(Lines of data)
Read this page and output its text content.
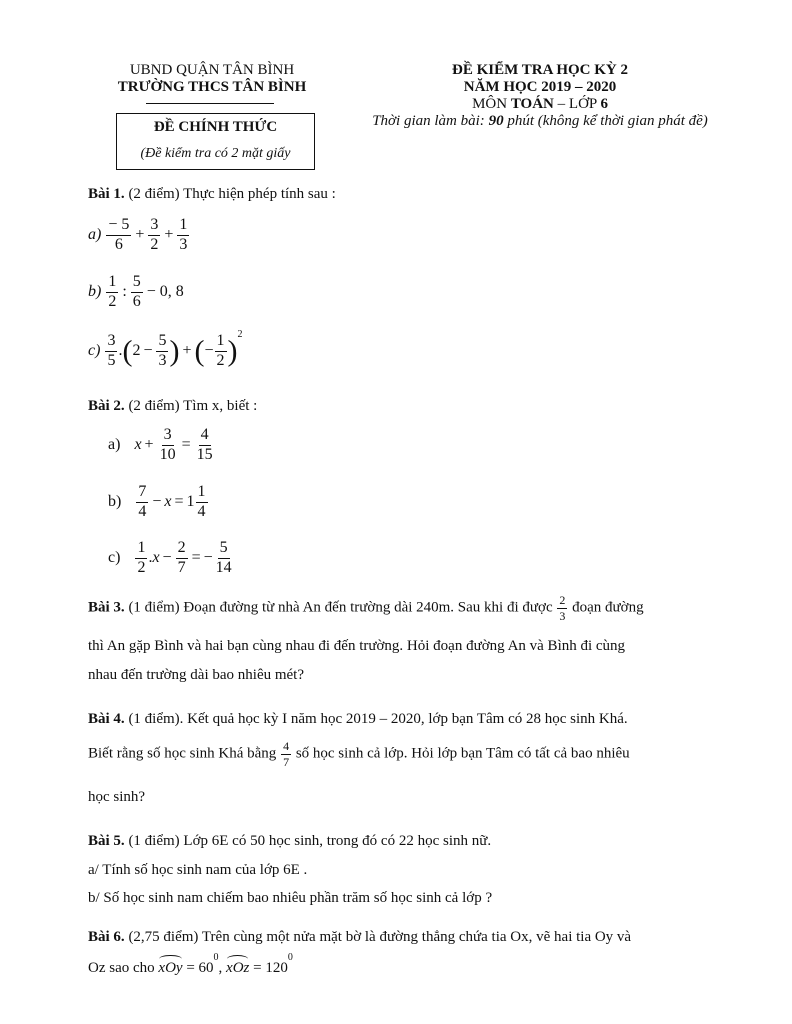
UBND QUẬN TÂN BÌNH
TRƯỜNG THCS TÂN BÌNH
ĐỀ CHÍNH THỨC
(Đề kiểm tra có 2 mặt giấy
ĐỀ KIỂM TRA HỌC KỲ 2
NĂM HỌC 2019 – 2020
MÔN TOÁN – LỚP 6
Thời gian làm bài: 90 phút (không kể thời gian phát đề)
Bài 1. (2 điểm) Thực hiện phép tính sau :
$a) \frac{- 5}{6} + \frac{3}{2} + \frac{1}{3}$
$b) \frac{1}{2}$ : $\frac{5}{6} - 0$, 8
$c) \frac{3}{5} .(2 - \frac{5}{3}$ ) + (− $\frac{1}{2} )^2$
Bài 2. (2 điểm) Tìm x, biết :
a) $x + \frac{3}{10} = \frac{4}{15}$
$b) \frac{7}{4} - x = 1 \frac{1}{4}$
$c) \frac{1}{2} .x - \frac{2}{7}$ = − $\frac{5}{14}$
Bài 3. (1 điểm) Đoạn đường từ nhà An đến trường dài 240m. Sau khi đi được $\frac{2}{3}$ đoạn đường
thì An gặp Bình và hai bạn cùng nhau đi đến trường. Hỏi đoạn đường An và Bình đi cùng
nhau đến trường dài bao nhiêu mét?
Bài 4. (1 điểm). Kết quả học kỳ I năm học 2019 – 2020, lớp bạn Tâm có 28 học sinh Khá.
Biết rằng số học sinh Khá bằng $\frac{4}{7}$ số học sinh cả lớp. Hỏi lớp bạn Tâm có tất cả bao nhiêu
học sinh?
Bài 5. (1 điểm) Lớp 6E có 50 học sinh, trong đó có 22 học sinh nữ.
a/ Tính số học sinh nam của lớp 6E .
b/ Số học sinh nam chiếm bao nhiêu phần trăm số học sinh cả lớp ?
Bài 6. (2,75 điểm) Trên cùng một nửa mặt bờ là đường thẳng chứa tia Ox, vẽ hai tia Oy và
Oz sao cho xOy = $60^0$, xOz = $120^0$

### Problem description
Quote every entry exactly, with the pictures omitted.

### Exercise solution
Read this page and output its text content.
UBND QUẬN TÂN BÌNH
TRƯỜNG THCS TÂN BÌNH
ĐỀ CHÍNH THỨC
(Đề kiểm tra có 2 mặt giấy
ĐỀ KIỂM TRA HỌC KỲ 2
NĂM HỌC 2019 – 2020
MÔN TOÁN – LỚP 6
Thời gian làm bài: 90 phút (không kể thời gian phát đề)
Bài 1. (2 điểm) Thực hiện phép tính sau :
$a) \frac{- 5}{6} + \frac{3}{2} + \frac{1}{3}$
$b) \frac{1}{2}$ : $\frac{5}{6} - 0$, 8
$c) \frac{3}{5} .(2 - \frac{5}{3}$ ) + (− $\frac{1}{2} )^2$
Bài 2. (2 điểm) Tìm x, biết :
a) $x + \frac{3}{10} = \frac{4}{15}$
$b) \frac{7}{4} - x = 1 \frac{1}{4}$
$c) \frac{1}{2} .x - \frac{2}{7}$ = − $\frac{5}{14}$
Bài 3. (1 điểm) Đoạn đường từ nhà An đến trường dài 240m. Sau khi đi được $\frac{2}{3}$ đoạn đường
thì An gặp Bình và hai bạn cùng nhau đi đến trường. Hỏi đoạn đường An và Bình đi cùng
nhau đến trường dài bao nhiêu mét?
Bài 4. (1 điểm). Kết quả học kỳ I năm học 2019 – 2020, lớp bạn Tâm có 28 học sinh Khá.
Biết rằng số học sinh Khá bằng $\frac{4}{7}$ số học sinh cả lớp. Hỏi lớp bạn Tâm có tất cả bao nhiêu
học sinh?
Bài 5. (1 điểm) Lớp 6E có 50 học sinh, trong đó có 22 học sinh nữ.
a/ Tính số học sinh nam của lớp 6E .
b/ Số học sinh nam chiếm bao nhiêu phần trăm số học sinh cả lớp ?
Bài 6. (2,75 điểm) Trên cùng một nửa mặt bờ là đường thẳng chứa tia Ox, vẽ hai tia Oy và
Oz sao cho xOy = $60^0$, xOz = $120^0$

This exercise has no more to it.